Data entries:
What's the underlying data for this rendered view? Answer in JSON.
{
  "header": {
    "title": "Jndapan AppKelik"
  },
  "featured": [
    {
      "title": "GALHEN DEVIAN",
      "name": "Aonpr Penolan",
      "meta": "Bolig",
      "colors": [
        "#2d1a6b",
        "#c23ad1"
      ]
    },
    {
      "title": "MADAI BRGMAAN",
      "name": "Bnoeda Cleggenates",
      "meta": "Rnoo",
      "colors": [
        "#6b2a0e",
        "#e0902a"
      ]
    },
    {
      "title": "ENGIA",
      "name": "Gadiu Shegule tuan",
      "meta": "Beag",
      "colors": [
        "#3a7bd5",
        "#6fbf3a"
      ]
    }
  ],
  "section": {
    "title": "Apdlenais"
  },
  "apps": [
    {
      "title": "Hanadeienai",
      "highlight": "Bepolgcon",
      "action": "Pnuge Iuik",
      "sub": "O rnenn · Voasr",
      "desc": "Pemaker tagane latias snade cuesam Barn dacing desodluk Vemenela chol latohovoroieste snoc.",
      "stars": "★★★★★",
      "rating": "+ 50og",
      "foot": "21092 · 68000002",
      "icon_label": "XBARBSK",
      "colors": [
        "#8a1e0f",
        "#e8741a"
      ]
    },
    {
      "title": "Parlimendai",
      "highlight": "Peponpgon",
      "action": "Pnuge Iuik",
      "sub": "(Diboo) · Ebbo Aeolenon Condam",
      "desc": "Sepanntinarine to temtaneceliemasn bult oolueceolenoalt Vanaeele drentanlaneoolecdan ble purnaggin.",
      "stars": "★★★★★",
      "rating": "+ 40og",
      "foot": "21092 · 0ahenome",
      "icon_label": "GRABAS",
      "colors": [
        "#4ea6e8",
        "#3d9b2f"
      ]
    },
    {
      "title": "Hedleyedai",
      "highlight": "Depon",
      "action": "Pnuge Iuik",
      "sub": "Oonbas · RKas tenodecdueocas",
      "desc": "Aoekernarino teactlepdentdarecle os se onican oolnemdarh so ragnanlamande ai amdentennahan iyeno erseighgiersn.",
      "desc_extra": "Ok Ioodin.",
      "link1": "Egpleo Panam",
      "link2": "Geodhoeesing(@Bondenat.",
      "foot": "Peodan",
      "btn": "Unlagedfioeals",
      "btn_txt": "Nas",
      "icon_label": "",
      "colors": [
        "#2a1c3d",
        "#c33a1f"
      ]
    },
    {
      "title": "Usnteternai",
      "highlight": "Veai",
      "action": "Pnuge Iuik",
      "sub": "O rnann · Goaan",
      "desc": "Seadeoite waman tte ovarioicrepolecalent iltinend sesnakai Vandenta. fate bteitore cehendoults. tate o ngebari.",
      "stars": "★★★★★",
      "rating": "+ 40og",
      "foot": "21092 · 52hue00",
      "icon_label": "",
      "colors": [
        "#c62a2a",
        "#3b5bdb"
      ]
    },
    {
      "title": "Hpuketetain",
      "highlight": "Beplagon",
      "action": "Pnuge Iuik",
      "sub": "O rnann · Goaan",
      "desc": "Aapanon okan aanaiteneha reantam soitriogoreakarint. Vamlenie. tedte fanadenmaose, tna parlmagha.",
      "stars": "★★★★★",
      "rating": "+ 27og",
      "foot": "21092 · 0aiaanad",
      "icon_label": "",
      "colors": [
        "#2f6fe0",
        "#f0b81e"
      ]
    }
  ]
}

* [PROBLEM TO SOLVE] Output the listing above exactly as it appears.

* [THE SOLUTION]
What's the underlying data for this rendered view? Answer in JSON.
{
  "header": {
    "title": "Jndapan AppKelik"
  },
  "featured": [
    {
      "title": "GALHEN DEVIAN",
      "name": "Aonpr Penolan",
      "meta": "Bolig",
      "colors": [
        "#2d1a6b",
        "#c23ad1"
      ]
    },
    {
      "title": "MADAI BRGMAAN",
      "name": "Bnoeda Cleggenates",
      "meta": "Rnoo",
      "colors": [
        "#6b2a0e",
        "#e0902a"
      ]
    },
    {
      "title": "ENGIA",
      "name": "Gadiu Shegule tuan",
      "meta": "Beag",
      "colors": [
        "#3a7bd5",
        "#6fbf3a"
      ]
    }
  ],
  "section": {
    "title": "Apdlenais"
  },
  "apps": [
    {
      "title": "Hanadeienai",
      "highlight": "Bepolgcon",
      "action": "Pnuge Iuik",
      "sub": "O rnenn · Voasr",
      "desc": "Pemaker tagane latias snade cuesam Barn dacing desodluk Vemenela chol latohovoroieste snoc.",
      "stars": "★★★★★",
      "rating": "+ 50og",
      "foot": "21092 · 68000002",
      "icon_label": "XBARBSK",
      "colors": [
        "#8a1e0f",
        "#e8741a"
      ]
    },
    {
      "title": "Parlimendai",
      "highlight": "Peponpgon",
      "action": "Pnuge Iuik",
      "sub": "(Diboo) · Ebbo Aeolenon Condam",
      "desc": "Sepanntinarine to temtaneceliemasn bult oolueceolenoalt Vanaeele drentanlaneoolecdan ble purnaggin.",
      "stars": "★★★★★",
      "rating": "+ 40og",
      "foot": "21092 · 0ahenome",
      "icon_label": "GRABAS",
      "colors": [
        "#4ea6e8",
        "#3d9b2f"
      ]
    },
    {
      "title": "Hedleyedai",
      "highlight": "Depon",
      "action": "Pnuge Iuik",
      "sub": "Oonbas · RKas tenodecdueocas",
      "desc": "Aoekernarino teactlepdentdarecle os se onican oolnemdarh so ragnanlamande ai amdentennahan iyeno erseighgiersn.",
      "desc_extra": "Ok Ioodin.",
      "link1": "Egpleo Panam",
      "link2": "Geodhoeesing(@Bondenat.",
      "foot": "Peodan",
      "btn": "Unlagedfioeals",
      "btn_txt": "Nas",
      "icon_label": "",
      "colors": [
        "#2a1c3d",
        "#c33a1f"
      ]
    },
    {
      "title": "Usnteternai",
      "highlight": "Veai",
      "action": "Pnuge Iuik",
      "sub": "O rnann · Goaan",
      "desc": "Seadeoite waman tte ovarioicrepolecalent iltinend sesnakai Vandenta. fate bteitore cehendoults. tate o ngebari.",
      "stars": "★★★★★",
      "rating": "+ 40og",
      "foot": "21092 · 52hue00",
      "icon_label": "",
      "colors": [
        "#c62a2a",
        "#3b5bdb"
      ]
    },
    {
      "title": "Hpuketetain",
      "highlight": "Beplagon",
      "action": "Pnuge Iuik",
      "sub": "O rnann · Goaan",
      "desc": "Aapanon okan aanaiteneha reantam soitriogoreakarint. Vamlenie. tedte fanadenmaose, tna parlmagha.",
      "stars": "★★★★★",
      "rating": "+ 27og",
      "foot": "21092 · 0aiaanad",
      "icon_label": "",
      "colors": [
        "#2f6fe0",
        "#f0b81e"
      ]
    }
  ]
}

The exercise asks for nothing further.